* _EXTRACTED DATA_
++++++

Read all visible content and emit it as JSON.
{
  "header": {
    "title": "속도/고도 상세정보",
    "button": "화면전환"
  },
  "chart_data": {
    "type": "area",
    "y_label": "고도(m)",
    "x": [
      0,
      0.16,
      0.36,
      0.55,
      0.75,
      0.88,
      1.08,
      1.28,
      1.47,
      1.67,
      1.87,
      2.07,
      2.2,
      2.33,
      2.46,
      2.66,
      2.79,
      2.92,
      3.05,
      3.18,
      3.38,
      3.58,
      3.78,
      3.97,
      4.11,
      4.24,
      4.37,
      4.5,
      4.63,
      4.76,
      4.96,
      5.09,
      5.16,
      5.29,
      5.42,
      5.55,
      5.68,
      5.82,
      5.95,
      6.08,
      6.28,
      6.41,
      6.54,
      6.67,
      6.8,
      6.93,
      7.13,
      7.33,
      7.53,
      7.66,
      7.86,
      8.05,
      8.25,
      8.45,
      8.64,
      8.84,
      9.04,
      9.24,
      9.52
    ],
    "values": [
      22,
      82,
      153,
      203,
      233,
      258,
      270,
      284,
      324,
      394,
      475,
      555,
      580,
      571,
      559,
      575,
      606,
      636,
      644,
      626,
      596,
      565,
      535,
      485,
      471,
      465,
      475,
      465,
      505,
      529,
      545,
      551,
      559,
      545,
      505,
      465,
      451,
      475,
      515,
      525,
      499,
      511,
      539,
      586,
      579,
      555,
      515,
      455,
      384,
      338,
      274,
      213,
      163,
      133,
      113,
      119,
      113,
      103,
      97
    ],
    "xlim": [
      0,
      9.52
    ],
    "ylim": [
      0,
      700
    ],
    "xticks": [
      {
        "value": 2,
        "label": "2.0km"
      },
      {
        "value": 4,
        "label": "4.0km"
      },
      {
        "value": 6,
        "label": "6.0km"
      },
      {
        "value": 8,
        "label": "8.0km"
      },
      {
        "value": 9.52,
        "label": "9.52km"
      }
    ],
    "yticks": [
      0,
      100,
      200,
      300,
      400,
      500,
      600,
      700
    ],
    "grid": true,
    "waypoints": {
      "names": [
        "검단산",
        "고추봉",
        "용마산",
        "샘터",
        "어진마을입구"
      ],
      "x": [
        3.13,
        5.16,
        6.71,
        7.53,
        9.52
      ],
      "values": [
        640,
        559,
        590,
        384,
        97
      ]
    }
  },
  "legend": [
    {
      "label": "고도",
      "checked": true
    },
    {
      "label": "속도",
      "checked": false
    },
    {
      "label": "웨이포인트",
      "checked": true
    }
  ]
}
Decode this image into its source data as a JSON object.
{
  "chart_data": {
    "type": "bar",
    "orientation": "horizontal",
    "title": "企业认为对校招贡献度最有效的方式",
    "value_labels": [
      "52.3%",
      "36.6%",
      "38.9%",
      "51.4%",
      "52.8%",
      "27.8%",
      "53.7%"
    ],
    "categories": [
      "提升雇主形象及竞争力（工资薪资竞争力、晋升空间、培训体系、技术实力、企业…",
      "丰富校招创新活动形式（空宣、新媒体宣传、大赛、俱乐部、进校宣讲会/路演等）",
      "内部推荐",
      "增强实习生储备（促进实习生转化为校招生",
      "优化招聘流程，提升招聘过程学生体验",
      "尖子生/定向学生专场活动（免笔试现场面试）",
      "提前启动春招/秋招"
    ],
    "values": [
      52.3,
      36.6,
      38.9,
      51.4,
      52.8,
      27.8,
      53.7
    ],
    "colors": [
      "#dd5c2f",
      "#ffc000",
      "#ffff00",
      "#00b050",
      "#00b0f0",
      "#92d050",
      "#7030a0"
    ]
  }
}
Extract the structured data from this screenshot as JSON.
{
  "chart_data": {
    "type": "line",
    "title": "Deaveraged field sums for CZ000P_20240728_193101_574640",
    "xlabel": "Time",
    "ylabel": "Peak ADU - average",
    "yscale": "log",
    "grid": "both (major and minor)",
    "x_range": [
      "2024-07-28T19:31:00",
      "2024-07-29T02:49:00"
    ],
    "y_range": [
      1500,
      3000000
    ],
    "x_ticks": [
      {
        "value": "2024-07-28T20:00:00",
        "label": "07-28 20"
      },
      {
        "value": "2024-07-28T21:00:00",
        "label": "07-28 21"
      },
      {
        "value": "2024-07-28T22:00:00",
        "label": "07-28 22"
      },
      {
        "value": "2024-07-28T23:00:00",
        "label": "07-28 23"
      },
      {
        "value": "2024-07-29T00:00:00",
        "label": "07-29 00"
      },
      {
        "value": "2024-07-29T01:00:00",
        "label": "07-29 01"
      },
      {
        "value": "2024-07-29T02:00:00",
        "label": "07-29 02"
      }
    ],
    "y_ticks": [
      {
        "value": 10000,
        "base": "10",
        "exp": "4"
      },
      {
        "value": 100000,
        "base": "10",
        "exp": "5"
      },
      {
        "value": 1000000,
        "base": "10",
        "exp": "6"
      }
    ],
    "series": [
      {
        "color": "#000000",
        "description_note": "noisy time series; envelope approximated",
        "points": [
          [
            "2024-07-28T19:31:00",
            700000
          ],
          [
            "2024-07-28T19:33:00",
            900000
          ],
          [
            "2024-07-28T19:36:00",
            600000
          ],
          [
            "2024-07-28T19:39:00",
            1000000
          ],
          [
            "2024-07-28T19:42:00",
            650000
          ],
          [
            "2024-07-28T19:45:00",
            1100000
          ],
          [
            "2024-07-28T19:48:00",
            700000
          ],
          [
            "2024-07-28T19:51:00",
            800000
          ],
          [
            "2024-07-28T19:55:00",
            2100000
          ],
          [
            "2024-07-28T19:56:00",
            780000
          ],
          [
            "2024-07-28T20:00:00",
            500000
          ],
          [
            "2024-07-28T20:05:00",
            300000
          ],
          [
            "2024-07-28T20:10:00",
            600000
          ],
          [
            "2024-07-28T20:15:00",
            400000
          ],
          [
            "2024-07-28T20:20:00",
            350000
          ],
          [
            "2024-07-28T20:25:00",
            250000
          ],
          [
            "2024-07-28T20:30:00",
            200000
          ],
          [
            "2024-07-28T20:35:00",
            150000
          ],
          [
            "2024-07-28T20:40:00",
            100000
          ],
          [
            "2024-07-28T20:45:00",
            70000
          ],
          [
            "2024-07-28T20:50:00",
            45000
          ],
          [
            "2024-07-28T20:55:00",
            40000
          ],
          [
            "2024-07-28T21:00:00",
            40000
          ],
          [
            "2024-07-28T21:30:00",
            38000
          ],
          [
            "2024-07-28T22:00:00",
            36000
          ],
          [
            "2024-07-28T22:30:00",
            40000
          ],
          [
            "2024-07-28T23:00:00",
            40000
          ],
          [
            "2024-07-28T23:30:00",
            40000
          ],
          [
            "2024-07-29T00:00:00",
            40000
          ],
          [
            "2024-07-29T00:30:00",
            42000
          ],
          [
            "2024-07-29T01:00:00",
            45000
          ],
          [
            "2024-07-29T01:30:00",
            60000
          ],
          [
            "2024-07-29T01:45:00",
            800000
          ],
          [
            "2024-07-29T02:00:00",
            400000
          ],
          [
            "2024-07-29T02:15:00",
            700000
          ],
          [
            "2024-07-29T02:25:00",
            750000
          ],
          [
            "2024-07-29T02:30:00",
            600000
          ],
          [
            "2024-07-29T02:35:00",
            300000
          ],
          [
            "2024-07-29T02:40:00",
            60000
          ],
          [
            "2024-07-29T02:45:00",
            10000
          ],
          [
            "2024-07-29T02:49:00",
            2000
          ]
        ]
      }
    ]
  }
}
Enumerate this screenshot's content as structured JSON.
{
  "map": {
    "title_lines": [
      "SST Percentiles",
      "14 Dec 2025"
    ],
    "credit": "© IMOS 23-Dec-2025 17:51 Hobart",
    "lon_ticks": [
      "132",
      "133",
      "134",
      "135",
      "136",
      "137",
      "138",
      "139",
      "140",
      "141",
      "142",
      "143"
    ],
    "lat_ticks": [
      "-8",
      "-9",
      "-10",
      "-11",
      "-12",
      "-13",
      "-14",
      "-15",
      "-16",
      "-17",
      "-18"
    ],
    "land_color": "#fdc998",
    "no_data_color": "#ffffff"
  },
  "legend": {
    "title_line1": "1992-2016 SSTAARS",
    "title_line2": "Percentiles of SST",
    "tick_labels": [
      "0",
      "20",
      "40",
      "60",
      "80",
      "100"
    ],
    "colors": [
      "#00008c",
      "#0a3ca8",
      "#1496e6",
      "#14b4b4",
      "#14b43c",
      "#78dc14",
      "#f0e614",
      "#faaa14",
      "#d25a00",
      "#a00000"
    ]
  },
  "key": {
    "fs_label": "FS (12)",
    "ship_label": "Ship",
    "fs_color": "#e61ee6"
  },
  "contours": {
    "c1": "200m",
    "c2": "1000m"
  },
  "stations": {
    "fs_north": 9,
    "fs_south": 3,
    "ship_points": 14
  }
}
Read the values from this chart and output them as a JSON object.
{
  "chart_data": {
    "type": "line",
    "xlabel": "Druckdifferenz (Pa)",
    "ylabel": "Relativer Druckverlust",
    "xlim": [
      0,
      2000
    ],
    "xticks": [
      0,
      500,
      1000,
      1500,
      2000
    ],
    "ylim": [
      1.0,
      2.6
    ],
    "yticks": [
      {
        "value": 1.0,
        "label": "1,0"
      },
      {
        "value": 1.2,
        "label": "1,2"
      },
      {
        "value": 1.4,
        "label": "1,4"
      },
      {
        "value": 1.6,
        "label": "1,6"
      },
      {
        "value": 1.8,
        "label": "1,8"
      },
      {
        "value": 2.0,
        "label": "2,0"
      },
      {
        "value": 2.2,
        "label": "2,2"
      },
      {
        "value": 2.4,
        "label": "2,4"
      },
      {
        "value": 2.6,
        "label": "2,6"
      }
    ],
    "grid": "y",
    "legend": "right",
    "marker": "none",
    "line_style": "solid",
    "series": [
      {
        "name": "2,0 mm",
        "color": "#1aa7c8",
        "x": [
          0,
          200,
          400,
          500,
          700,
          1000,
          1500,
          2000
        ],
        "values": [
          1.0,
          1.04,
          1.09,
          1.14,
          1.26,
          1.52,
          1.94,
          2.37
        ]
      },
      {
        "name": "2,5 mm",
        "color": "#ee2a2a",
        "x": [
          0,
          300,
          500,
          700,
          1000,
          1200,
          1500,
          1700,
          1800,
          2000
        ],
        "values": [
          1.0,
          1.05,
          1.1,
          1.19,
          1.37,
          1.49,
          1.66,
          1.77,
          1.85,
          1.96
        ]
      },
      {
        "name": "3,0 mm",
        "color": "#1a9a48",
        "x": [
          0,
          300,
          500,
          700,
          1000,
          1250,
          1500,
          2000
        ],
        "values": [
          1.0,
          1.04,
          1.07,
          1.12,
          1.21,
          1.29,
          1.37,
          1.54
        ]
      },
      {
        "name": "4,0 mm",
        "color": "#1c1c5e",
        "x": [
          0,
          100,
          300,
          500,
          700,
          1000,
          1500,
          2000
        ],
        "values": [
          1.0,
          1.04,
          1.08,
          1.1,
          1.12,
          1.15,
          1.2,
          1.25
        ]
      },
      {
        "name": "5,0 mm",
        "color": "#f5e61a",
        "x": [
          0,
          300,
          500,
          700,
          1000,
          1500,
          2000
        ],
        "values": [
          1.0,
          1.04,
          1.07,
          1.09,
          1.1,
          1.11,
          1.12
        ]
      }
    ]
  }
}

++++++

* _AIM_
Check each line of the records for the word "structured" and extract those that contain it.

* _RESPONSE TO THE TASK_
Extract the structured data from this screenshot as JSON.
Enumerate this screenshot's content as structured JSON.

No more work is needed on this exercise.